Below are some entries. Copy each line that holds the string "Spencer".
^^^^
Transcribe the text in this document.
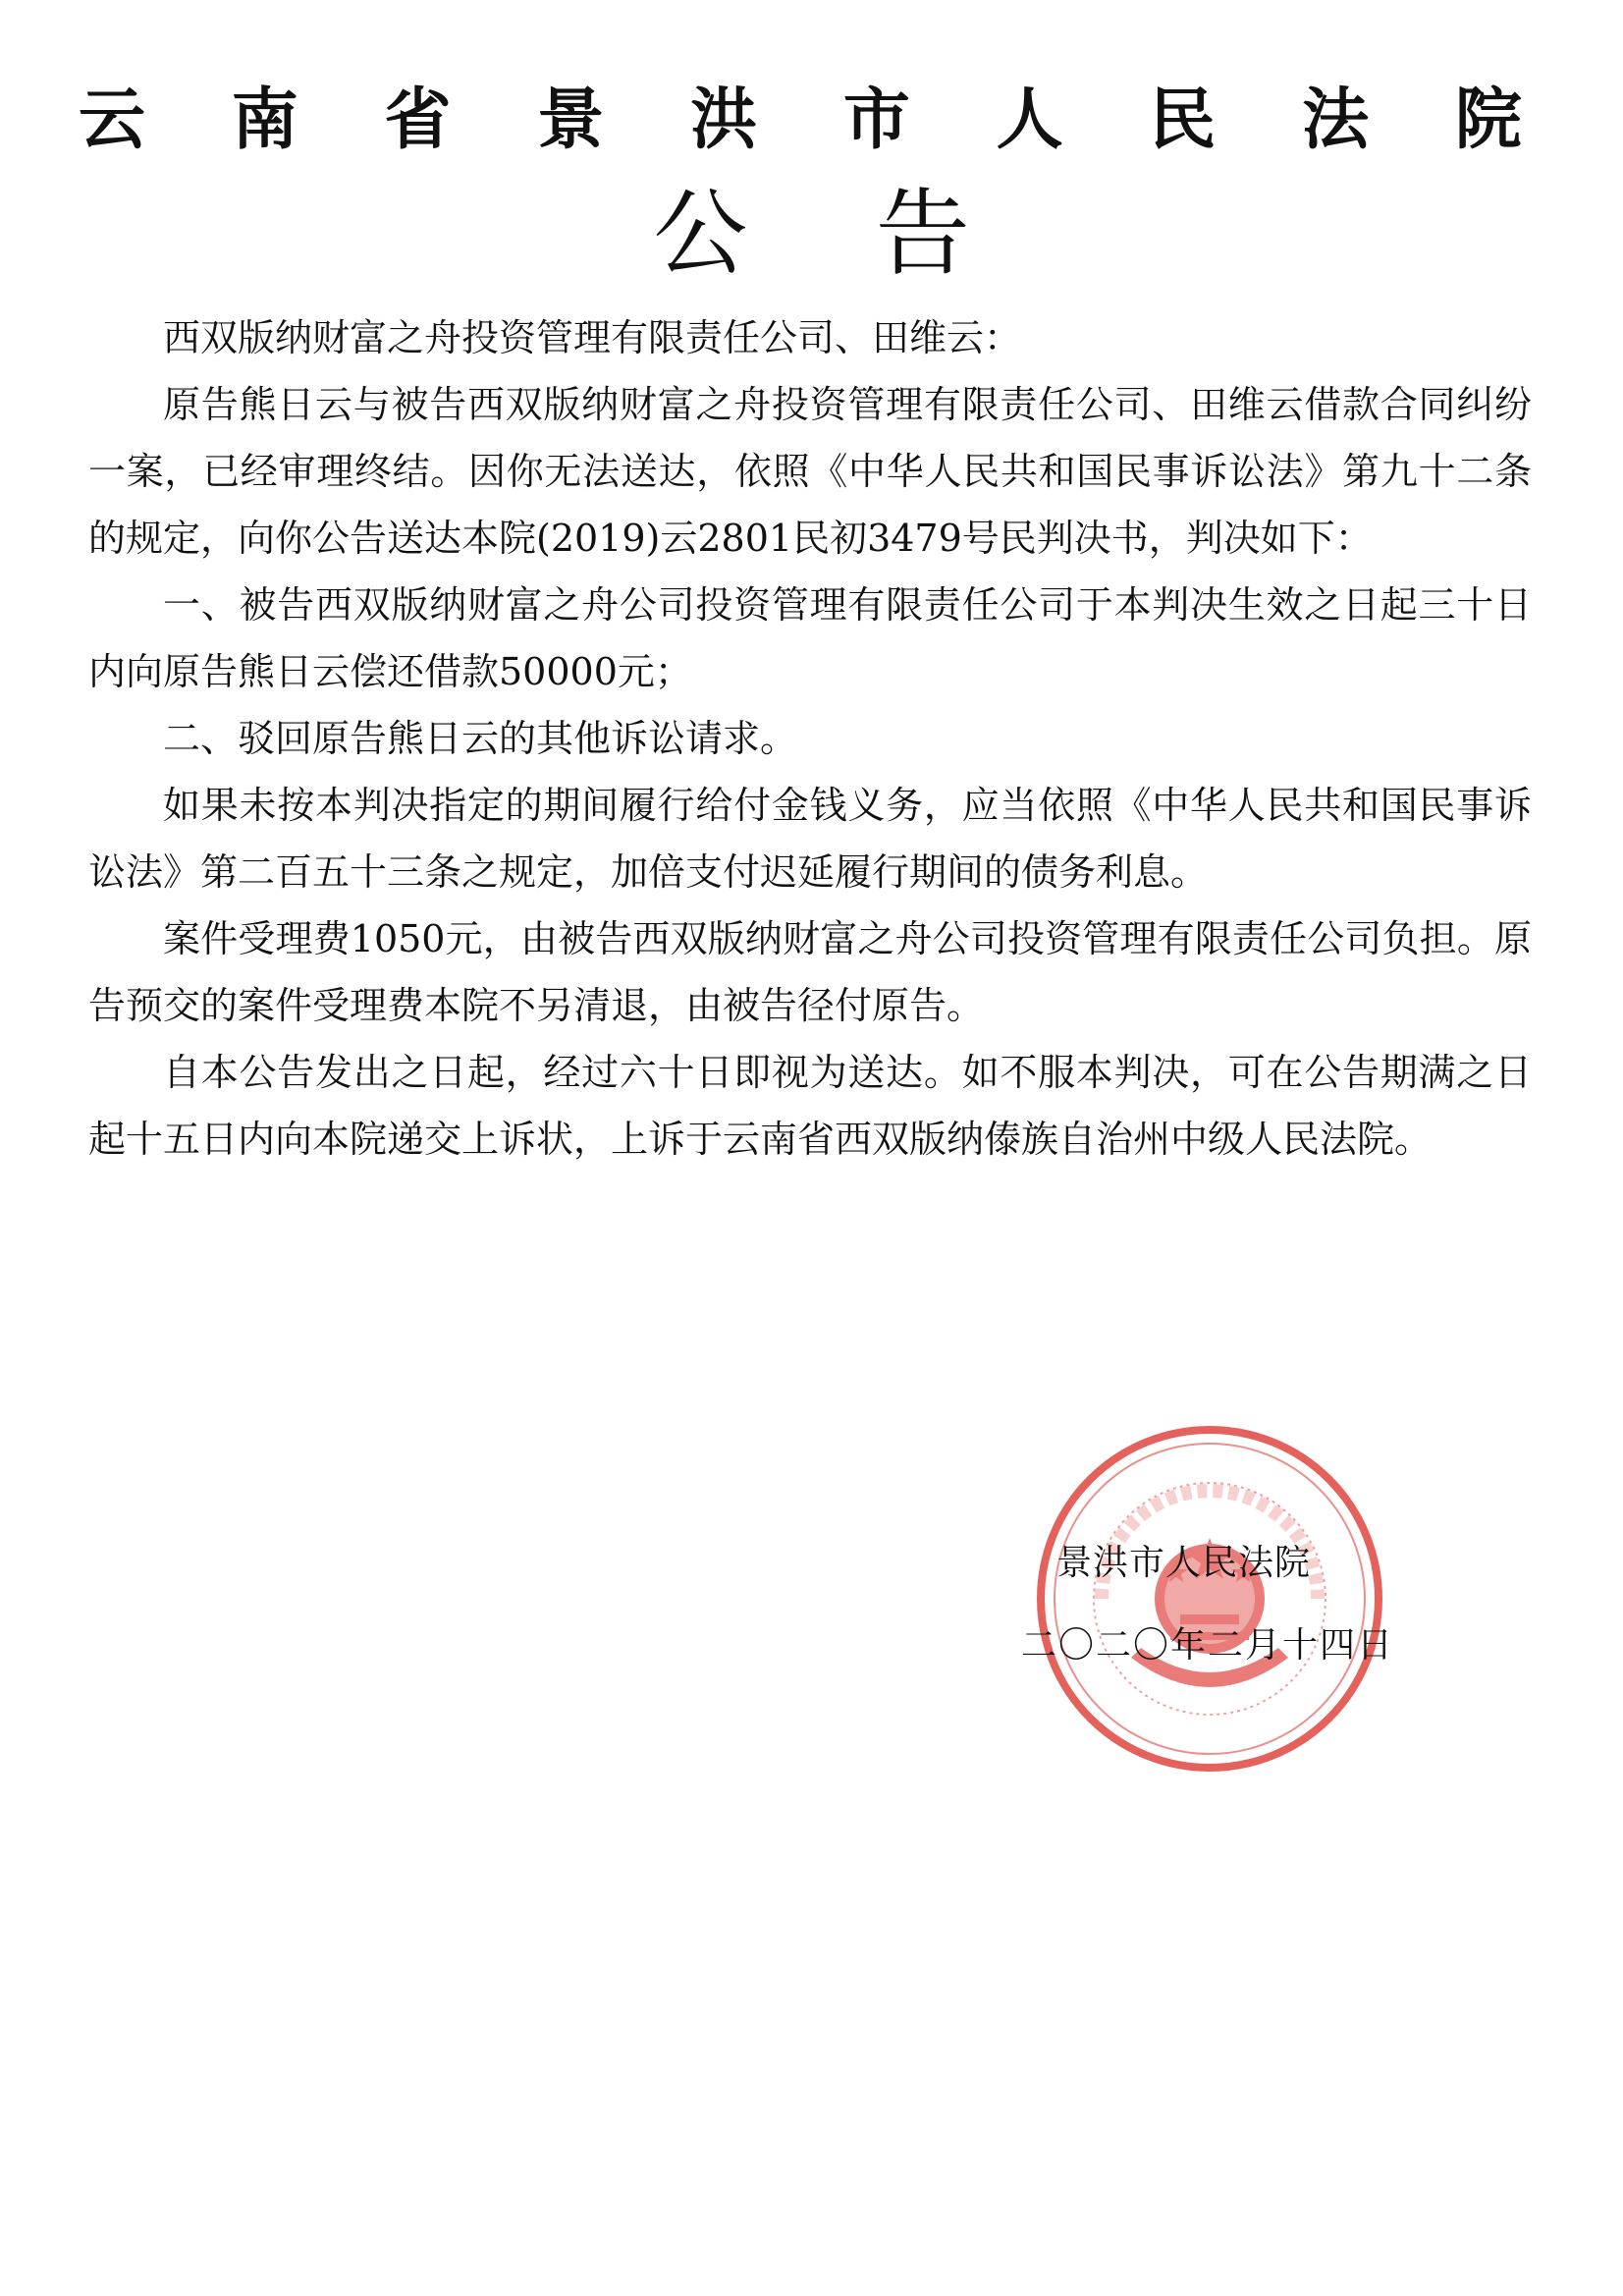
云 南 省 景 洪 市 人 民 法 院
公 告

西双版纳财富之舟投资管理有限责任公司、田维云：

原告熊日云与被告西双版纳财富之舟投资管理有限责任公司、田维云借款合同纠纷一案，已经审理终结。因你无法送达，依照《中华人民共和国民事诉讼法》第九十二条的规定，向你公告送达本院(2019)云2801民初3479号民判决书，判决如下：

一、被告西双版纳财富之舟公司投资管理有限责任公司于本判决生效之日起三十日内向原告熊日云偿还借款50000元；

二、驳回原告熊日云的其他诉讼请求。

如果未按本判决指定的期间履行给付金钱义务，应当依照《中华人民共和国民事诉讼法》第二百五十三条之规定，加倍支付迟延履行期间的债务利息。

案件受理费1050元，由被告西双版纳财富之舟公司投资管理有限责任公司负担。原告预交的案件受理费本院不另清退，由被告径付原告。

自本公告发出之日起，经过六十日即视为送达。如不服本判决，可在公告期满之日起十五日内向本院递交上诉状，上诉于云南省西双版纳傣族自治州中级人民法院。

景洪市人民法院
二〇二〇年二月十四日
^^^^
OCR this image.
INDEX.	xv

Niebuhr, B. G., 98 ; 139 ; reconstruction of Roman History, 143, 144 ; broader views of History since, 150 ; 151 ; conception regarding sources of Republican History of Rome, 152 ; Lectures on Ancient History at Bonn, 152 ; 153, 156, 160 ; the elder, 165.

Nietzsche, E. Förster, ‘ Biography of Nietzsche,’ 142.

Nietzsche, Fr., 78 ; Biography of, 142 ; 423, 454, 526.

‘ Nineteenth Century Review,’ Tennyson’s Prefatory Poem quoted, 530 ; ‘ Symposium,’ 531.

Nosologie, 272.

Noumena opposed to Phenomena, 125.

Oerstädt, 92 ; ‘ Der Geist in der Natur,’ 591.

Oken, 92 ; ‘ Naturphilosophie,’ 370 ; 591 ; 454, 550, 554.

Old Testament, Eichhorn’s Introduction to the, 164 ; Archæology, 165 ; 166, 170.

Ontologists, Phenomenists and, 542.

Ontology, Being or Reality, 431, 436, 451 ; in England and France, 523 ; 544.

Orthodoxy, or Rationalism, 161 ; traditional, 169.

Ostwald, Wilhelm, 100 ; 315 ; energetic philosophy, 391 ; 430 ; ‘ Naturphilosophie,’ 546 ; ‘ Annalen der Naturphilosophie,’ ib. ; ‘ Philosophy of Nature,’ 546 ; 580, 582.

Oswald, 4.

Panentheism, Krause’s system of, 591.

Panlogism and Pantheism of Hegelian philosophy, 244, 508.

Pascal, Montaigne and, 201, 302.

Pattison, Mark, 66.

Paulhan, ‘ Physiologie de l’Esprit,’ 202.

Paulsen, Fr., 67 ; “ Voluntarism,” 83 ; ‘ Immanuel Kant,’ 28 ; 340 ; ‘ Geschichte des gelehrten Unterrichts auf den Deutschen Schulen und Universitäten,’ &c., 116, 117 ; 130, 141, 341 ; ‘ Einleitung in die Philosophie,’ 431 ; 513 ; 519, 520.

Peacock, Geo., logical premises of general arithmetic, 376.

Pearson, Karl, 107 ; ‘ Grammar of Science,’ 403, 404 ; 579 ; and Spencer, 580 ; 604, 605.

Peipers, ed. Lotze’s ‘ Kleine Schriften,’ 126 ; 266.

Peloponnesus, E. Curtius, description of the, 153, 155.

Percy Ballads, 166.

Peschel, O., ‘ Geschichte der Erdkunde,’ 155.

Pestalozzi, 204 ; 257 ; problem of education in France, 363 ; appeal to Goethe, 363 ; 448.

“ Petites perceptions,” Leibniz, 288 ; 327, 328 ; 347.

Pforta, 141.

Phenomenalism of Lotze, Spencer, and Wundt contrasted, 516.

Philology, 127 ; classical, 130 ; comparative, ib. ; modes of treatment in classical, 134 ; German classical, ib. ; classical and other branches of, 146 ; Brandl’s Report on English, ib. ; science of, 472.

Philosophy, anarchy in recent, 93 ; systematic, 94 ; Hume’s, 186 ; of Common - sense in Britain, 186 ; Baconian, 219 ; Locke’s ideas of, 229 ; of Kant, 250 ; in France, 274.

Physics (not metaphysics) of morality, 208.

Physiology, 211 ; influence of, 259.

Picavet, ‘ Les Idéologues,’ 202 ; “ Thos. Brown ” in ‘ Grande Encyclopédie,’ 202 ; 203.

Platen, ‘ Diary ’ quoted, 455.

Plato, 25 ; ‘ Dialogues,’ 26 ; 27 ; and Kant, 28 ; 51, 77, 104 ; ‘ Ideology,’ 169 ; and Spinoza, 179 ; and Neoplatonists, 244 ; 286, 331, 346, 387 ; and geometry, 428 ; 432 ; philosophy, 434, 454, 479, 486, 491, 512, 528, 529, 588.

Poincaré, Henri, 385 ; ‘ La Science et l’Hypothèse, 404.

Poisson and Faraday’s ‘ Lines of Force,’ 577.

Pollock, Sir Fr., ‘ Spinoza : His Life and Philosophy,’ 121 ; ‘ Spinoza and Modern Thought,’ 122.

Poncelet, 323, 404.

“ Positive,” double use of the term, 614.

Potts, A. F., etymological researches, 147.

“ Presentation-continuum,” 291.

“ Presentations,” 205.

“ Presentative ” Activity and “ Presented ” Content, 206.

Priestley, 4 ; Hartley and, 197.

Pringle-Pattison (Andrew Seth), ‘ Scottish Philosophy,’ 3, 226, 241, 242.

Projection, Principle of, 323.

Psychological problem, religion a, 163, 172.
^^^^
Response for this exercise:
Pearson, Karl, 107 ; ‘ Grammar of Science,’ 403, 404 ; 579 ; and Spencer, 580 ; 604, 605.
Phenomenalism of Lotze, Spencer, and Wundt contrasted, 516.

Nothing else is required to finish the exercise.